Instruction:
Reproduce every line of the entries below verbatim, with no changes.

(Entries excerpted from a collection)
++++++++++
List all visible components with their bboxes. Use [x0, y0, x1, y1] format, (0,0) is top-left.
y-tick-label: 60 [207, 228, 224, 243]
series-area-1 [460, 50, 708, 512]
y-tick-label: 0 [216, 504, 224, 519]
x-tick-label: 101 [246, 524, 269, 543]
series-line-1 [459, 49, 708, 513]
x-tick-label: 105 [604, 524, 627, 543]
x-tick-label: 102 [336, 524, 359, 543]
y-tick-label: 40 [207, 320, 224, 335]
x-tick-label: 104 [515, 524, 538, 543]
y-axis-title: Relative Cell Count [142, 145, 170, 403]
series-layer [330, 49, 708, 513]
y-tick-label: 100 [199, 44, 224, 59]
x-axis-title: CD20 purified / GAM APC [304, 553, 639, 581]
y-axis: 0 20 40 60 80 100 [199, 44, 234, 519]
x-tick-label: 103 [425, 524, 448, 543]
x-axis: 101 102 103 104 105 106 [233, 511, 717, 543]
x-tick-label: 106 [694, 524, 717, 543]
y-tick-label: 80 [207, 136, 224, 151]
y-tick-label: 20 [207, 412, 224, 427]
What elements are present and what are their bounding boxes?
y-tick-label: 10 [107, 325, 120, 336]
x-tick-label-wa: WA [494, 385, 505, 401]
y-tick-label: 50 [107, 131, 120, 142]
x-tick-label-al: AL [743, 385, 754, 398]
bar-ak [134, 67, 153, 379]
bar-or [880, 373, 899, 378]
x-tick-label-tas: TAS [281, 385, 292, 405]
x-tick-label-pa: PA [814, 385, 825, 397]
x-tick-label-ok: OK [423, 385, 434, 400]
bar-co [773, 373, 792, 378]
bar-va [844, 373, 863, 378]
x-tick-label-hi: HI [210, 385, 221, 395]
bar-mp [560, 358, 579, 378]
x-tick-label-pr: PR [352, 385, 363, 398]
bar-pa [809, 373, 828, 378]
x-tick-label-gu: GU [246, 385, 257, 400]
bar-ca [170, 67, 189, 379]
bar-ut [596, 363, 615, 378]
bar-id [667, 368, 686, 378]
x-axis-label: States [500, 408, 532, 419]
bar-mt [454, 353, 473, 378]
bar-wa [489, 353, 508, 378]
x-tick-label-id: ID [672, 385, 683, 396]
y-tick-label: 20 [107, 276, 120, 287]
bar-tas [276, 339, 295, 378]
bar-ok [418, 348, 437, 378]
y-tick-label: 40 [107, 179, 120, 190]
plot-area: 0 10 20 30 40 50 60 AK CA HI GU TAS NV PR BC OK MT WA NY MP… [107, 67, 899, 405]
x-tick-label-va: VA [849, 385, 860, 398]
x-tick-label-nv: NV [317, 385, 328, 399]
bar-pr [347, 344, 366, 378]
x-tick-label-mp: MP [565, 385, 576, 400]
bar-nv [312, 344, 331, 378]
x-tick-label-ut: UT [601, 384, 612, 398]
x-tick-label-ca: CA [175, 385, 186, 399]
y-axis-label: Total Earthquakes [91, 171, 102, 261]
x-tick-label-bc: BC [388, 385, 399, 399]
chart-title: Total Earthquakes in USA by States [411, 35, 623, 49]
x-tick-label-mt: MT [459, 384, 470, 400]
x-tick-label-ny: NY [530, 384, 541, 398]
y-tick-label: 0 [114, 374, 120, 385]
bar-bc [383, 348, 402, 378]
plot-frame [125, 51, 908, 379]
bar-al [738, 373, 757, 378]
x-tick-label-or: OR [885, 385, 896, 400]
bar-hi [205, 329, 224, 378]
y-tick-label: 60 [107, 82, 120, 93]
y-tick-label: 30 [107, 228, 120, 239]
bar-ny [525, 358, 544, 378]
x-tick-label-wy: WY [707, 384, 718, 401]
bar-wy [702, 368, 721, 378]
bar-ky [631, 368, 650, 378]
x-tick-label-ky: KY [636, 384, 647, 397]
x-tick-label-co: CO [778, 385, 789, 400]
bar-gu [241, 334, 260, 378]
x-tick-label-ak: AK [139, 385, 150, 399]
++++++++++
Expected answer:
List all visible components with their bboxes. Use [x0, y0, x1, y1] format, (0,0) is top-left.
y-tick-label: 60 [207, 228, 224, 243]
series-area-1 [460, 50, 708, 512]
y-tick-label: 0 [216, 504, 224, 519]
x-tick-label: 101 [246, 524, 269, 543]
series-line-1 [459, 49, 708, 513]
x-tick-label: 105 [604, 524, 627, 543]
x-tick-label: 102 [336, 524, 359, 543]
y-tick-label: 40 [207, 320, 224, 335]
x-tick-label: 104 [515, 524, 538, 543]
y-axis-title: Relative Cell Count [142, 145, 170, 403]
series-layer [330, 49, 708, 513]
y-tick-label: 100 [199, 44, 224, 59]
x-axis-title: CD20 purified / GAM APC [304, 553, 639, 581]
y-axis: 0 20 40 60 80 100 [199, 44, 234, 519]
x-tick-label: 103 [425, 524, 448, 543]
x-axis: 101 102 103 104 105 106 [233, 511, 717, 543]
x-tick-label: 106 [694, 524, 717, 543]
y-tick-label: 80 [207, 136, 224, 151]
y-tick-label: 20 [207, 412, 224, 427]
What elements are present and what are their bounding boxes?
y-tick-label: 10 [107, 325, 120, 336]
x-tick-label-wa: WA [494, 385, 505, 401]
y-tick-label: 50 [107, 131, 120, 142]
x-tick-label-al: AL [743, 385, 754, 398]
bar-ak [134, 67, 153, 379]
bar-or [880, 373, 899, 378]
x-tick-label-tas: TAS [281, 385, 292, 405]
x-tick-label-pa: PA [814, 385, 825, 397]
x-tick-label-ok: OK [423, 385, 434, 400]
bar-co [773, 373, 792, 378]
bar-va [844, 373, 863, 378]
x-tick-label-hi: HI [210, 385, 221, 395]
bar-mp [560, 358, 579, 378]
x-tick-label-pr: PR [352, 385, 363, 398]
bar-pa [809, 373, 828, 378]
x-tick-label-gu: GU [246, 385, 257, 400]
bar-ca [170, 67, 189, 379]
bar-ut [596, 363, 615, 378]
bar-id [667, 368, 686, 378]
x-axis-label: States [500, 408, 532, 419]
bar-mt [454, 353, 473, 378]
bar-wa [489, 353, 508, 378]
x-tick-label-id: ID [672, 385, 683, 396]
y-tick-label: 20 [107, 276, 120, 287]
bar-tas [276, 339, 295, 378]
bar-ok [418, 348, 437, 378]
y-tick-label: 40 [107, 179, 120, 190]
plot-area: 0 10 20 30 40 50 60 AK CA HI GU TAS NV PR BC OK MT WA NY MP… [107, 67, 899, 405]
x-tick-label-va: VA [849, 385, 860, 398]
x-tick-label-nv: NV [317, 385, 328, 399]
bar-pr [347, 344, 366, 378]
x-tick-label-mp: MP [565, 385, 576, 400]
bar-nv [312, 344, 331, 378]
x-tick-label-ut: UT [601, 384, 612, 398]
x-tick-label-ca: CA [175, 385, 186, 399]
y-axis-label: Total Earthquakes [91, 171, 102, 261]
x-tick-label-bc: BC [388, 385, 399, 399]
chart-title: Total Earthquakes in USA by States [411, 35, 623, 49]
x-tick-label-mt: MT [459, 384, 470, 400]
x-tick-label-ny: NY [530, 384, 541, 398]
y-tick-label: 0 [114, 374, 120, 385]
bar-bc [383, 348, 402, 378]
plot-frame [125, 51, 908, 379]
bar-al [738, 373, 757, 378]
x-tick-label-or: OR [885, 385, 896, 400]
bar-hi [205, 329, 224, 378]
y-tick-label: 60 [107, 82, 120, 93]
y-tick-label: 30 [107, 228, 120, 239]
bar-ny [525, 358, 544, 378]
x-tick-label-wy: WY [707, 384, 718, 401]
bar-wy [702, 368, 721, 378]
bar-ky [631, 368, 650, 378]
x-tick-label-ky: KY [636, 384, 647, 397]
x-tick-label-co: CO [778, 385, 789, 400]
bar-gu [241, 334, 260, 378]
x-tick-label-ak: AK [139, 385, 150, 399]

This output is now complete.